* **RECORDS SUPPLIED**:
────────────────────────────────────────

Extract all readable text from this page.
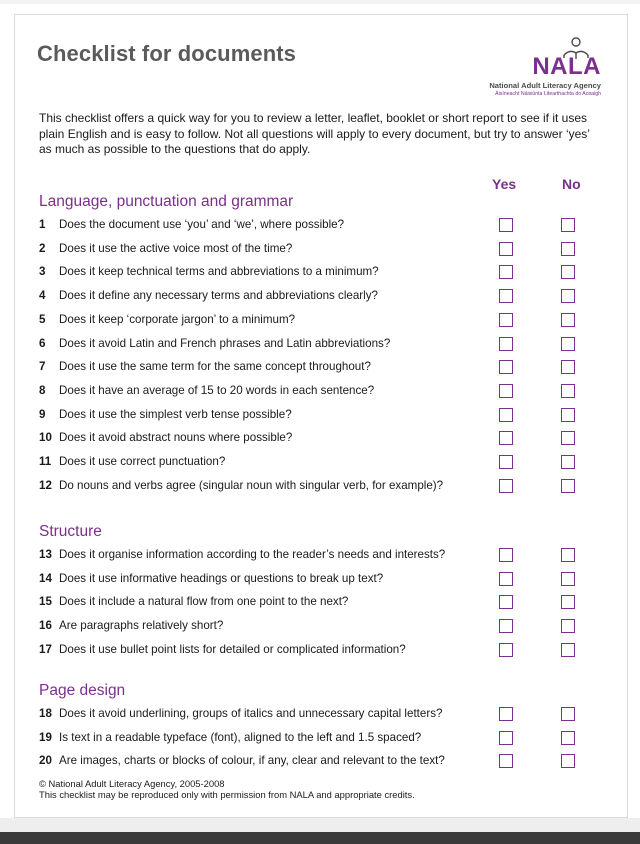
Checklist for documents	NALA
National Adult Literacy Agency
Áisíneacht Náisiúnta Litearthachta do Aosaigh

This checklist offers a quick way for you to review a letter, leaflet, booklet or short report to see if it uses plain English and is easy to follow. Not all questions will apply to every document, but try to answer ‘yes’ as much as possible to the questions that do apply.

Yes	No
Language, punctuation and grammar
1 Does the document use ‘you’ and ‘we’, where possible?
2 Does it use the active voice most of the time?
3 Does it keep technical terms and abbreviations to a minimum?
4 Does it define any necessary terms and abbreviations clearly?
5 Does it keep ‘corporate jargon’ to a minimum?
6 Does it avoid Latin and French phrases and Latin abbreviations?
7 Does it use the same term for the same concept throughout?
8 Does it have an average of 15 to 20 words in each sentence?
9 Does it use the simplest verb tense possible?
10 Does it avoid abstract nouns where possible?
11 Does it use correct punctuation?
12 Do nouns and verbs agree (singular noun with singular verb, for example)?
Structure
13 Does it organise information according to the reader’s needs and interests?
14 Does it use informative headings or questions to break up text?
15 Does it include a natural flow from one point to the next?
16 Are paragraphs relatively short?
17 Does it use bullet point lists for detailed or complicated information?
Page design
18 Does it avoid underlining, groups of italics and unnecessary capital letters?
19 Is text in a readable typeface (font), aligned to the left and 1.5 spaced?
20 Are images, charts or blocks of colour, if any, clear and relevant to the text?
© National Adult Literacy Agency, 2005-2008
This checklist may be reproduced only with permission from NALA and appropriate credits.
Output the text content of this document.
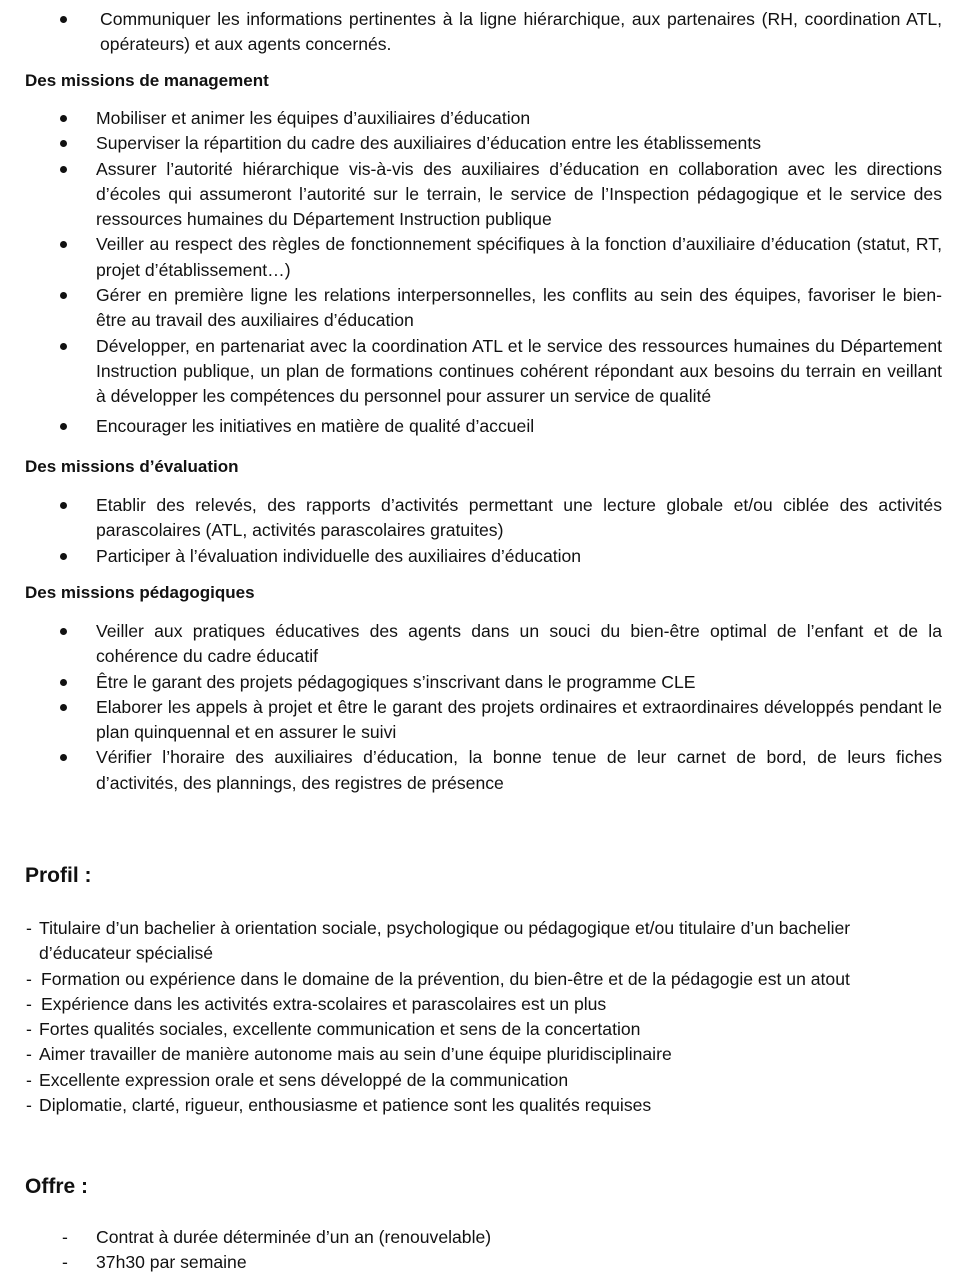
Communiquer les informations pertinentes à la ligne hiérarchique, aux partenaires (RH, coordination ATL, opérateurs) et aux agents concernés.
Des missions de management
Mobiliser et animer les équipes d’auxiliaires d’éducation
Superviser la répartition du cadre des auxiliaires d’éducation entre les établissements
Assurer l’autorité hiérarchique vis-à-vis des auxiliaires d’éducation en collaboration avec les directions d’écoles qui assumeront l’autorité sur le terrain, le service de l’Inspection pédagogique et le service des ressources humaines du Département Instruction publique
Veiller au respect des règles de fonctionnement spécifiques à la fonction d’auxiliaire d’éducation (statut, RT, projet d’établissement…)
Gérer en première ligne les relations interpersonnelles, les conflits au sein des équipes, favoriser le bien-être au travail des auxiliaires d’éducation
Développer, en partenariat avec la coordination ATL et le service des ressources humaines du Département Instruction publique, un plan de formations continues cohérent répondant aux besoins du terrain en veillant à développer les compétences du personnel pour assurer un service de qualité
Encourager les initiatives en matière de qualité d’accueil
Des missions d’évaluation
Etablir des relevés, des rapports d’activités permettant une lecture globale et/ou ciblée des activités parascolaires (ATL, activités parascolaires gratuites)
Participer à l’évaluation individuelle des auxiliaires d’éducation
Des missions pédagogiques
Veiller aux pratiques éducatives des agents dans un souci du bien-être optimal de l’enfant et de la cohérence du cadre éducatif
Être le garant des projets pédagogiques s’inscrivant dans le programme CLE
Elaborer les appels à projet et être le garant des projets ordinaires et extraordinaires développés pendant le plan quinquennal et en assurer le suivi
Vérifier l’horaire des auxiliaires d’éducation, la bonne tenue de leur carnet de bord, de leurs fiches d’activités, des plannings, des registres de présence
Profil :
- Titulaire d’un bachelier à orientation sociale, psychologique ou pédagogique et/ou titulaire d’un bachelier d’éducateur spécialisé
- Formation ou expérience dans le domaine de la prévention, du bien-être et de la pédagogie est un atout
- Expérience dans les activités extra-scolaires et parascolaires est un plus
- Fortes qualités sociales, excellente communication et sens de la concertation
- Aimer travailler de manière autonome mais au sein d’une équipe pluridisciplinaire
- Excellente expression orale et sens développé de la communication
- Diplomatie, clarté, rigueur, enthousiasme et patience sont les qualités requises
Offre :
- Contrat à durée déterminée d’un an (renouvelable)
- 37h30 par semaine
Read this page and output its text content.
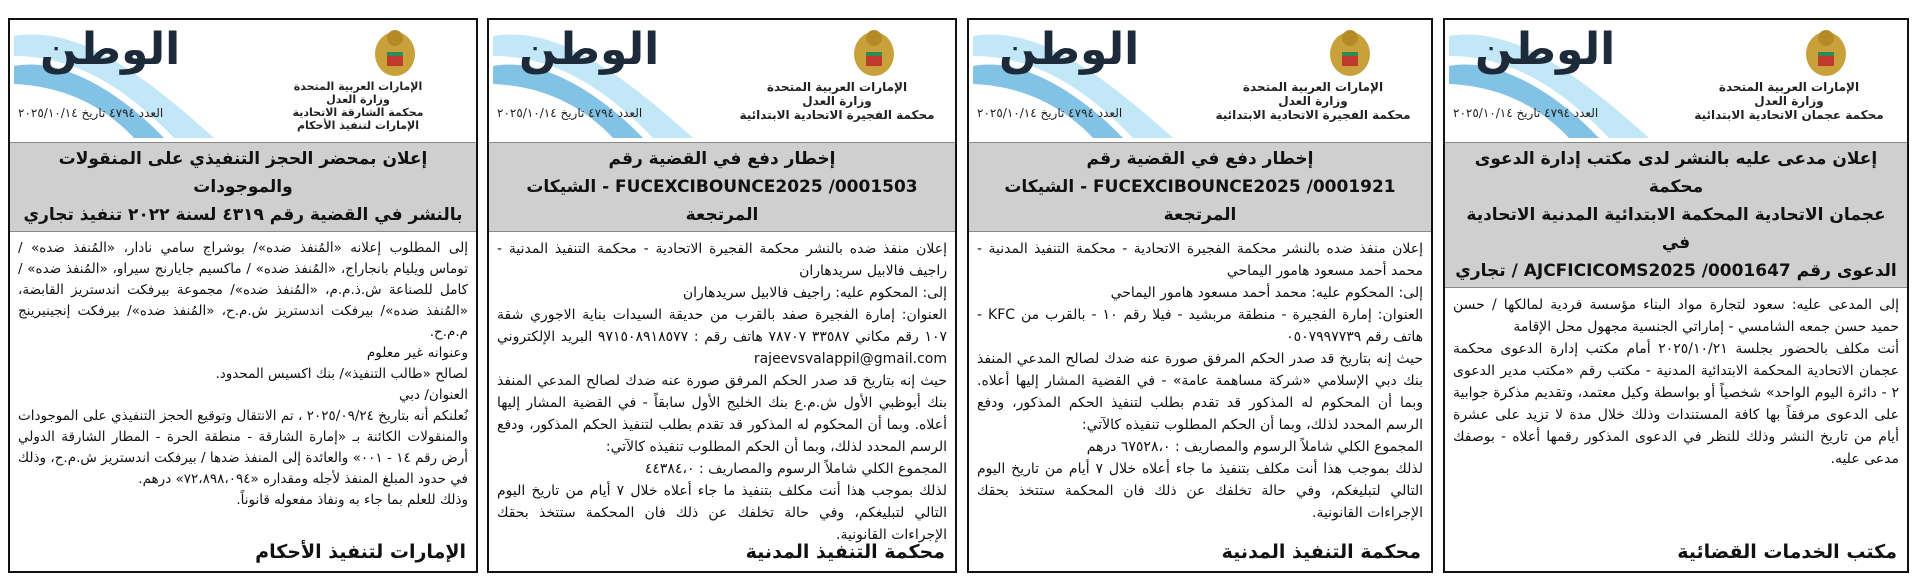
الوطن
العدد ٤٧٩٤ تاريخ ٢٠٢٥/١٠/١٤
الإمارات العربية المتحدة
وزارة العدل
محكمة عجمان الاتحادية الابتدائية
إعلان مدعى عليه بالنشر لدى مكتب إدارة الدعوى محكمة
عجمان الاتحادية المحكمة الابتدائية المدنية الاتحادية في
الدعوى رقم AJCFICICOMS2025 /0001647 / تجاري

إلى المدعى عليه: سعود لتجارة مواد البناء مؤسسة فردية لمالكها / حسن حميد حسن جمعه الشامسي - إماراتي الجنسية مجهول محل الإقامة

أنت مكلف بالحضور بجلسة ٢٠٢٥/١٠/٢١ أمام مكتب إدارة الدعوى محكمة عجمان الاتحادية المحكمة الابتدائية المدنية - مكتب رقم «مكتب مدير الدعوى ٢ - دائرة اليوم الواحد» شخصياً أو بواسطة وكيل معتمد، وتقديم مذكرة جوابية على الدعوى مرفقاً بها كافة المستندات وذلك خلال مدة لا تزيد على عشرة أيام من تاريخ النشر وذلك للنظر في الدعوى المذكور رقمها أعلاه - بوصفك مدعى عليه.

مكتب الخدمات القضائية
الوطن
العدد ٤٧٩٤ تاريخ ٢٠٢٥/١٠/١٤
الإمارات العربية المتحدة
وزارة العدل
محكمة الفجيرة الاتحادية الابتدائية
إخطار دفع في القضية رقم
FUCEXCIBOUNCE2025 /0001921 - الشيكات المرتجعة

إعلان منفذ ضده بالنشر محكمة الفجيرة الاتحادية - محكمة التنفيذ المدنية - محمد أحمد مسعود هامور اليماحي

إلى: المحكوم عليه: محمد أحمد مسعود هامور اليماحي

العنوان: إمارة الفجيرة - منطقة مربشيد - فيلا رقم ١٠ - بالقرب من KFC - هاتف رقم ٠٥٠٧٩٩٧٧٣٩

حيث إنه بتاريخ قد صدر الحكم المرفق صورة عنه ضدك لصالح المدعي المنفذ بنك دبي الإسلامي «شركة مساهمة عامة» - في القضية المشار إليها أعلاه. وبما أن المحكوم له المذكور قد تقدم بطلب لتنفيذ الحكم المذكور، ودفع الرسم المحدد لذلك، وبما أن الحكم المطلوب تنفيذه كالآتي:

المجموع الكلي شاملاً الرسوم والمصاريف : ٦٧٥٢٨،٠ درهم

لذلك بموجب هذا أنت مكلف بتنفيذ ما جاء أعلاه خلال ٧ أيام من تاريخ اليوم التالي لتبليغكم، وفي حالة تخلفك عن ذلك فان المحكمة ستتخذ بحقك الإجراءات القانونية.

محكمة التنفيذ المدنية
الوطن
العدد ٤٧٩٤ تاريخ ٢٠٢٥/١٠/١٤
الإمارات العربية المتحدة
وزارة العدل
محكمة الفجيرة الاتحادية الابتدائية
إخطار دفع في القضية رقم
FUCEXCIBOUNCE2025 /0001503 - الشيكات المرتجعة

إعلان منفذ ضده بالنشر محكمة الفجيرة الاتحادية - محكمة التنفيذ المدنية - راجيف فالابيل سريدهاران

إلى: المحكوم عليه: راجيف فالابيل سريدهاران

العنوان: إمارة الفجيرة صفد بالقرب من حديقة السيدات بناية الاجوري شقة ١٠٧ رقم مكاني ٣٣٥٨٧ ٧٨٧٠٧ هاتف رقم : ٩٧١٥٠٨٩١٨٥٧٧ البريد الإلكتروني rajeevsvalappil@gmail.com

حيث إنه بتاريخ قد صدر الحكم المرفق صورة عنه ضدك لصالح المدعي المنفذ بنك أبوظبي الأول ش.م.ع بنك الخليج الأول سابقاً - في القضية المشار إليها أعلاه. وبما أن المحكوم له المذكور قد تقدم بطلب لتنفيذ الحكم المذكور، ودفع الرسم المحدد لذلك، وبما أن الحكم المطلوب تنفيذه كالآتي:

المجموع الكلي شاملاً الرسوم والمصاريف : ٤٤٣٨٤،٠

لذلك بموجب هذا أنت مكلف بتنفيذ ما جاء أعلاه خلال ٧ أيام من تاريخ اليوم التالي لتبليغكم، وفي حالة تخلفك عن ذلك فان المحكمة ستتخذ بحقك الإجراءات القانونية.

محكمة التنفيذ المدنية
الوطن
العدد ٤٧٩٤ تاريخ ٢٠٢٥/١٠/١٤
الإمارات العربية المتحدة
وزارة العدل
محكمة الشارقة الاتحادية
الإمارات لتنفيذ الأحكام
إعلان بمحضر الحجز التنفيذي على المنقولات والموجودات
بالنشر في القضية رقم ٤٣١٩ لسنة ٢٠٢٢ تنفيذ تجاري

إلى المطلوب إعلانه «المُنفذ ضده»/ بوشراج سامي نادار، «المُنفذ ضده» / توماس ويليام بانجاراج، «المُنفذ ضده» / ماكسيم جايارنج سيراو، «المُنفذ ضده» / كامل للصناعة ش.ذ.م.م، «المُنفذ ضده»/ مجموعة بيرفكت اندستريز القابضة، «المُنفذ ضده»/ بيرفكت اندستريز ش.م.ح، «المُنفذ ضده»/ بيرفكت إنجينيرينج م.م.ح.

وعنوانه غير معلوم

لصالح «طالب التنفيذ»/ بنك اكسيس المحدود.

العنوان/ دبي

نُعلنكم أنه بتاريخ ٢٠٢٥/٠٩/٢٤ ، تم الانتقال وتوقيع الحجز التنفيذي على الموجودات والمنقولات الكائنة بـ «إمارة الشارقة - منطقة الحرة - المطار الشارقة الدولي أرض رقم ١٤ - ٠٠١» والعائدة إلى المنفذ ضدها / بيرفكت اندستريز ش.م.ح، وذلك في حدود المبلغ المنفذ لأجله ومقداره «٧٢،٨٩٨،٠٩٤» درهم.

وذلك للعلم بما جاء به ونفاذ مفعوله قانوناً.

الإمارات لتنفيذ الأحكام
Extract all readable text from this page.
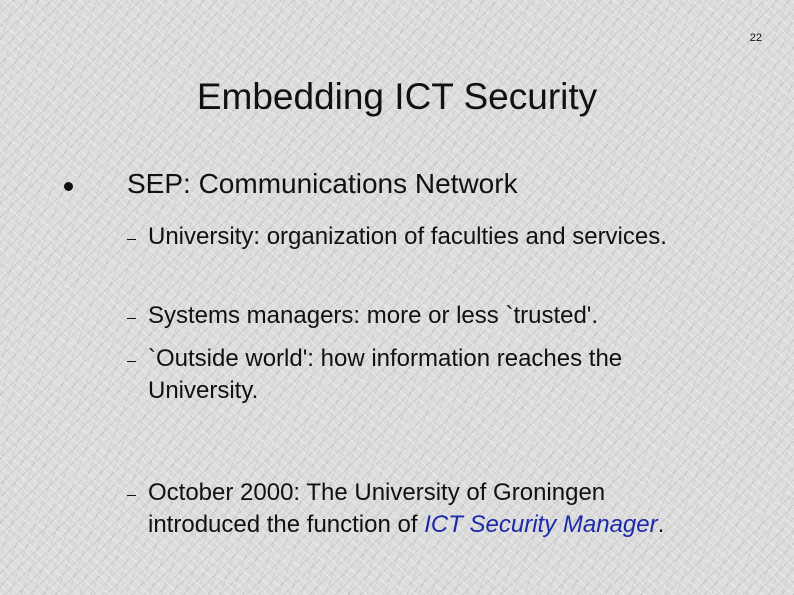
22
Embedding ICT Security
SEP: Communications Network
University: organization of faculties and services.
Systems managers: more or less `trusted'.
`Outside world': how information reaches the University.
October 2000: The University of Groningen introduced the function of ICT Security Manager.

────────────────────────────────────────

* **WORK TO DO**: Look through the entries above and report the number of lines that contain "أحمد". Write only the number.

* **RESULT OF THIS TASK**: 2